> _The records_:
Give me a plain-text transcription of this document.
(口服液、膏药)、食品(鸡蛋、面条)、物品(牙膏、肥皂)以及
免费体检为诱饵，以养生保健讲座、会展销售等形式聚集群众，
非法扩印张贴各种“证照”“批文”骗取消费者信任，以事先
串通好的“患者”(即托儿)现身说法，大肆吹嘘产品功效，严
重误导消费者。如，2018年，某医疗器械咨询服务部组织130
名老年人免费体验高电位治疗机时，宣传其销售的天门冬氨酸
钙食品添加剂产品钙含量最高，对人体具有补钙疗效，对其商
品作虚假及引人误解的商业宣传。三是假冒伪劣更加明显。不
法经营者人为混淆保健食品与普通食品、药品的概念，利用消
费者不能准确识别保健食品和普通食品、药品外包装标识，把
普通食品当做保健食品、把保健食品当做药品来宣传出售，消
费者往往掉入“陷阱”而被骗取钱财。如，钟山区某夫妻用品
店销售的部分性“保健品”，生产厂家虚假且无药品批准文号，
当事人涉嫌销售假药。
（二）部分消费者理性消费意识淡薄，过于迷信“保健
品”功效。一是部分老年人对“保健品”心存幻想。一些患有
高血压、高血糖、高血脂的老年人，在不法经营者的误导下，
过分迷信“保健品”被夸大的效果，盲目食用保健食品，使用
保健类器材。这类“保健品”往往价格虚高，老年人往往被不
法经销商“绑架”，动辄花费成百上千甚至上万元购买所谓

> _Given exercise_: Write every line of the material above again, exactly.

> _Task solution_:
Give me a plain-text transcription of this document.
(口服液、膏药)、食品(鸡蛋、面条)、物品(牙膏、肥皂)以及
免费体检为诱饵，以养生保健讲座、会展销售等形式聚集群众，
非法扩印张贴各种“证照”“批文”骗取消费者信任，以事先
串通好的“患者”(即托儿)现身说法，大肆吹嘘产品功效，严
重误导消费者。如，2018年，某医疗器械咨询服务部组织130
名老年人免费体验高电位治疗机时，宣传其销售的天门冬氨酸
钙食品添加剂产品钙含量最高，对人体具有补钙疗效，对其商
品作虚假及引人误解的商业宣传。三是假冒伪劣更加明显。不
法经营者人为混淆保健食品与普通食品、药品的概念，利用消
费者不能准确识别保健食品和普通食品、药品外包装标识，把
普通食品当做保健食品、把保健食品当做药品来宣传出售，消
费者往往掉入“陷阱”而被骗取钱财。如，钟山区某夫妻用品
店销售的部分性“保健品”，生产厂家虚假且无药品批准文号，
当事人涉嫌销售假药。
（二）部分消费者理性消费意识淡薄，过于迷信“保健
品”功效。一是部分老年人对“保健品”心存幻想。一些患有
高血压、高血糖、高血脂的老年人，在不法经营者的误导下，
过分迷信“保健品”被夸大的效果，盲目食用保健食品，使用
保健类器材。这类“保健品”往往价格虚高，老年人往往被不
法经销商“绑架”，动辄花费成百上千甚至上万元购买所谓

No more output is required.